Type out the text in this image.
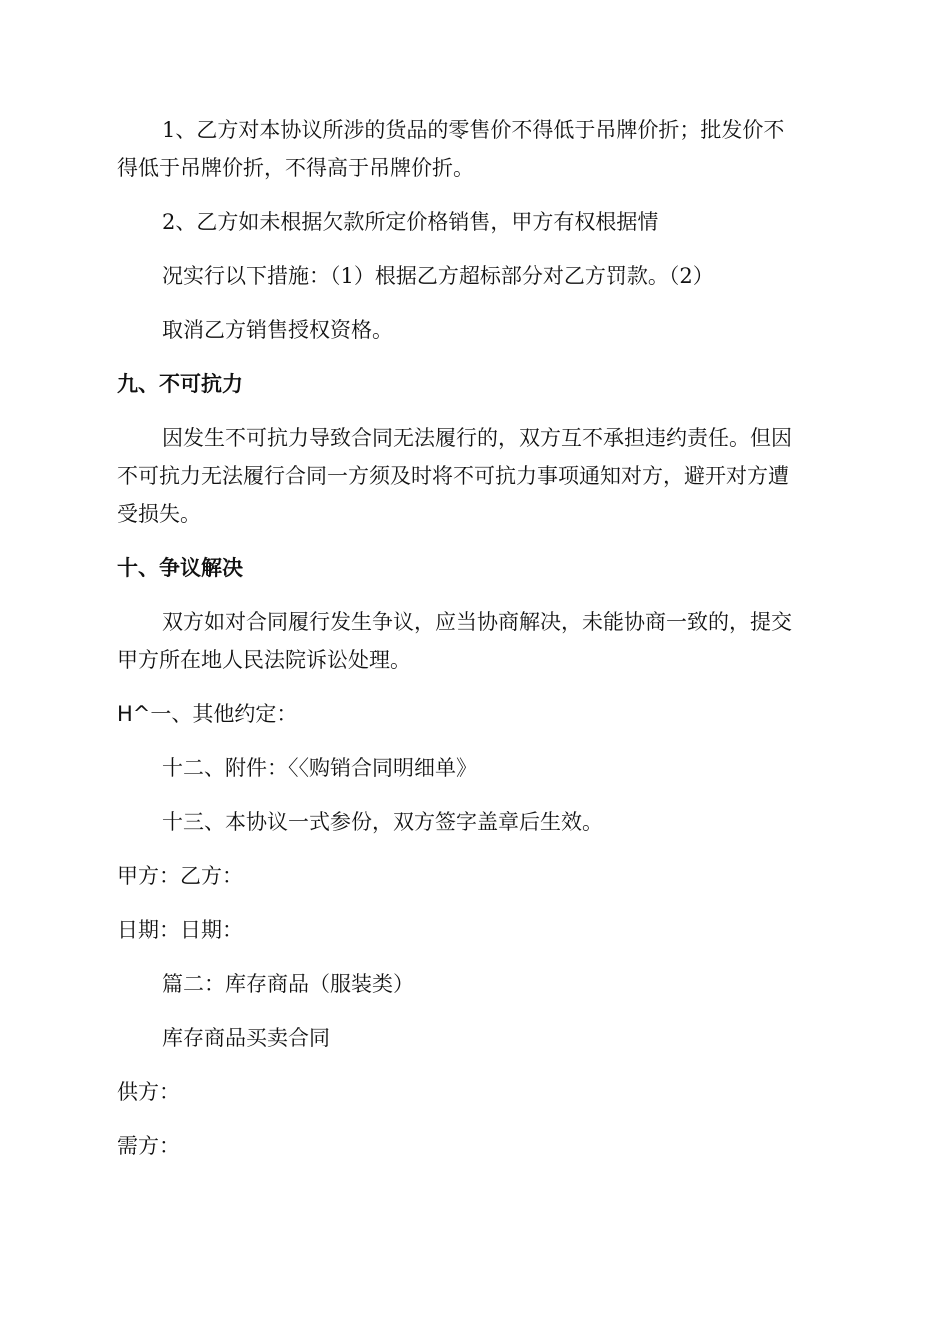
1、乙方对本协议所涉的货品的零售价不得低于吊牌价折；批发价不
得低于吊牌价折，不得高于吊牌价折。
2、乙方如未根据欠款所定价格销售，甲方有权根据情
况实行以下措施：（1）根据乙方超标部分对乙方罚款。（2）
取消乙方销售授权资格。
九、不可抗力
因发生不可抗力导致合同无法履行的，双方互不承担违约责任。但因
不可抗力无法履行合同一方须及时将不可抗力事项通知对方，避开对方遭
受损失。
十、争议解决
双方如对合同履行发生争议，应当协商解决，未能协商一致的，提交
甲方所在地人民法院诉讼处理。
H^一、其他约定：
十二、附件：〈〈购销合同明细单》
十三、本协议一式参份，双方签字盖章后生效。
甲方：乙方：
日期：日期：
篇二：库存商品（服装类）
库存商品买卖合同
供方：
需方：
----------------
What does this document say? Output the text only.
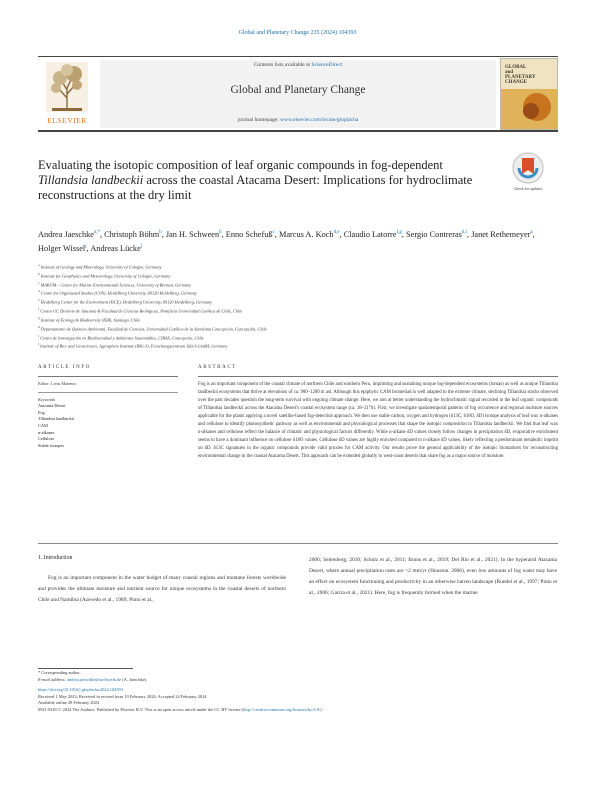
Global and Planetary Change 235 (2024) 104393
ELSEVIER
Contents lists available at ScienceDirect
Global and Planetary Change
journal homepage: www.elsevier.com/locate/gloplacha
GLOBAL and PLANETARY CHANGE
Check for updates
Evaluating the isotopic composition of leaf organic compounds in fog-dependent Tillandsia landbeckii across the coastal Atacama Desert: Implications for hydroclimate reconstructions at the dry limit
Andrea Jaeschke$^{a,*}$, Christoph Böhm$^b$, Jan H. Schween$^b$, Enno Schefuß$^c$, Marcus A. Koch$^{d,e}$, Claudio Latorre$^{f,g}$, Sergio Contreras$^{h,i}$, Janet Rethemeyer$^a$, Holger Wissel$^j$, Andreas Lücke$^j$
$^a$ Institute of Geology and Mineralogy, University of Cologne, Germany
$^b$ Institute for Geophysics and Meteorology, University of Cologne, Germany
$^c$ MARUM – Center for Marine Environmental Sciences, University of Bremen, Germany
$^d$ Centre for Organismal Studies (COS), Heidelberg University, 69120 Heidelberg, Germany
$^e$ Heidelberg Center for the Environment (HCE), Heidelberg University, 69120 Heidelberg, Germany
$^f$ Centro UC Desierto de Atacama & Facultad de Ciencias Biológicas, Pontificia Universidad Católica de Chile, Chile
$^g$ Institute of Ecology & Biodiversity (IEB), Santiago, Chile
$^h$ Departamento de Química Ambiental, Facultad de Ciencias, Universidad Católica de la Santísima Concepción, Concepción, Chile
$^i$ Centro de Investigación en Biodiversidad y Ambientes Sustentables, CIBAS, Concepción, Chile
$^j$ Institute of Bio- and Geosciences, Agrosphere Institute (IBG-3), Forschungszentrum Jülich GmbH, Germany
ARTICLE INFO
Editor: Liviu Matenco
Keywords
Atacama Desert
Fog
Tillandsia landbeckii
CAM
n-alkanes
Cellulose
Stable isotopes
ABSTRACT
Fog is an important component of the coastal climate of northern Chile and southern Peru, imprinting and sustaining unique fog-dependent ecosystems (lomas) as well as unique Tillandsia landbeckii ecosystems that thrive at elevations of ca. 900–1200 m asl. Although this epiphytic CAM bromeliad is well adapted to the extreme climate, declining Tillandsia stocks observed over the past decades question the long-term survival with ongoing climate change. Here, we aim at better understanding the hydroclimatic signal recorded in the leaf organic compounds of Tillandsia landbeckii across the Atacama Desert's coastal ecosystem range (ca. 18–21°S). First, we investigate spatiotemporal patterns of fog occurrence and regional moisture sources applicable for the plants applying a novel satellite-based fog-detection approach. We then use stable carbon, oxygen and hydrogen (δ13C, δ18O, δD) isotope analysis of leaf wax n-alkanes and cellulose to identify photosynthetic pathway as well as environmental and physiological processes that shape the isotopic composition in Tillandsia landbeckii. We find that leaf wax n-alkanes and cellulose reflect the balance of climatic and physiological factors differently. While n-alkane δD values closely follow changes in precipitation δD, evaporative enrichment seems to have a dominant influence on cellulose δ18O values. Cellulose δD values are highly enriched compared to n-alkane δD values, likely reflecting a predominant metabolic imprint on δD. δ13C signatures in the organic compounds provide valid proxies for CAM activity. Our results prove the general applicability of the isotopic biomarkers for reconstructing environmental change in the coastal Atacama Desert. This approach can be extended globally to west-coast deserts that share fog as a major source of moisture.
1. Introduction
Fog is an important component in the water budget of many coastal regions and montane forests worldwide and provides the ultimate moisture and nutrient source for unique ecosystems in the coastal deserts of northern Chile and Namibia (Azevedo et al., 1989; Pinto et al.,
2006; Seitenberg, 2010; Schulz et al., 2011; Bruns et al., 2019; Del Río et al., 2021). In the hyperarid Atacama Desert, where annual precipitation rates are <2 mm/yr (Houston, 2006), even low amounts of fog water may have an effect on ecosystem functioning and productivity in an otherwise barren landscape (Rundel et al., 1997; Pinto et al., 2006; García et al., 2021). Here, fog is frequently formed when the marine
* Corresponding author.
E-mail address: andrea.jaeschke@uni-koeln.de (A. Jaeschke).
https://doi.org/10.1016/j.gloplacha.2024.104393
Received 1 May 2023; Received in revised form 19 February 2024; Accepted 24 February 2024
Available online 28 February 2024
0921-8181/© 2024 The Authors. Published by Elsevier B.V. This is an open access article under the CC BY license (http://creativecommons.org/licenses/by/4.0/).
----------------
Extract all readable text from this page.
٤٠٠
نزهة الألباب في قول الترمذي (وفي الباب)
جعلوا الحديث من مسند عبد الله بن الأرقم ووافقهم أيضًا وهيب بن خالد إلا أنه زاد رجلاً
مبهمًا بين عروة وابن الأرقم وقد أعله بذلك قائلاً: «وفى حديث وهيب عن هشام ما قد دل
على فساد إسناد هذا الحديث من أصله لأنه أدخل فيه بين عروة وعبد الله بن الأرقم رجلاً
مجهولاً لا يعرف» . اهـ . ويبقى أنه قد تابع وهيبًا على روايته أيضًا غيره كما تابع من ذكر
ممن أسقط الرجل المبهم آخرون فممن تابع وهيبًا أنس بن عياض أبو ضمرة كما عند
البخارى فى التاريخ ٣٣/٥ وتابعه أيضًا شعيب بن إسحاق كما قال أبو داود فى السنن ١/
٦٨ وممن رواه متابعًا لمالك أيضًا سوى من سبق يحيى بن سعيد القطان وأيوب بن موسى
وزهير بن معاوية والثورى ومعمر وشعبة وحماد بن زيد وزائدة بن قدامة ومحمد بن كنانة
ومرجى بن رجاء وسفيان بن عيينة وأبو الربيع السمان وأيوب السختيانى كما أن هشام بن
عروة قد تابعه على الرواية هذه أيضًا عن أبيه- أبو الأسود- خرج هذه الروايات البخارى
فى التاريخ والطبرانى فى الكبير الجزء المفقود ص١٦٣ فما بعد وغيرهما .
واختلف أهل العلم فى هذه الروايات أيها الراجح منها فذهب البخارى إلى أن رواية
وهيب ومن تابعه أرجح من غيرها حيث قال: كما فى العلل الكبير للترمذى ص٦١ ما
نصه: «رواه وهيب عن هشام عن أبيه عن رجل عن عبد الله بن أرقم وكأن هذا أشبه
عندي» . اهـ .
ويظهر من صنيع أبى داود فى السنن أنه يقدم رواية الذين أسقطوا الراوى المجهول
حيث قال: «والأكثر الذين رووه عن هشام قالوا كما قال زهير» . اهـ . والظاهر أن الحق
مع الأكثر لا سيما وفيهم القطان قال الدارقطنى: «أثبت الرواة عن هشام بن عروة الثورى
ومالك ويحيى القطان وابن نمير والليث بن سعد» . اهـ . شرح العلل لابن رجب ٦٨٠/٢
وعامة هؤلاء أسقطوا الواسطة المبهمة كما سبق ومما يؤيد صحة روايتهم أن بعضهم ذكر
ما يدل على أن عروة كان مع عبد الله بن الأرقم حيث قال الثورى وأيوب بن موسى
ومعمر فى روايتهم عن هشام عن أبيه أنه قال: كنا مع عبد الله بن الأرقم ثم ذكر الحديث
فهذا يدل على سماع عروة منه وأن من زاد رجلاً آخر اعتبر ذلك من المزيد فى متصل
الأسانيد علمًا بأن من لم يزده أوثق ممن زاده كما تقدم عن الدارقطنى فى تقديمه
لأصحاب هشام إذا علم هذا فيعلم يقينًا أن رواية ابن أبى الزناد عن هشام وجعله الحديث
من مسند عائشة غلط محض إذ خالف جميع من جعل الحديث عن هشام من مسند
----------------
§ **Instructions for the task**
Filter for "عروة". Return all lines that hold it.

§ **Output below**
مبهمًا بين عروة وابن الأرقم وقد أعله بذلك قائلاً: «وفى حديث وهيب عن هشام ما قد دل
على فساد إسناد هذا الحديث من أصله لأنه أدخل فيه بين عروة وعبد الله بن الأرقم رجلاً
عروة قد تابعه على الرواية هذه أيضًا عن أبيه- أبو الأسود- خرج هذه الروايات البخارى
مع الأكثر لا سيما وفيهم القطان قال الدارقطنى: «أثبت الرواة عن هشام بن عروة الثورى
ما يدل على أن عروة كان مع عبد الله بن الأرقم حيث قال الثورى وأيوب بن موسى
فهذا يدل على سماع عروة منه وأن من زاد رجلاً آخر اعتبر ذلك من المزيد فى متصل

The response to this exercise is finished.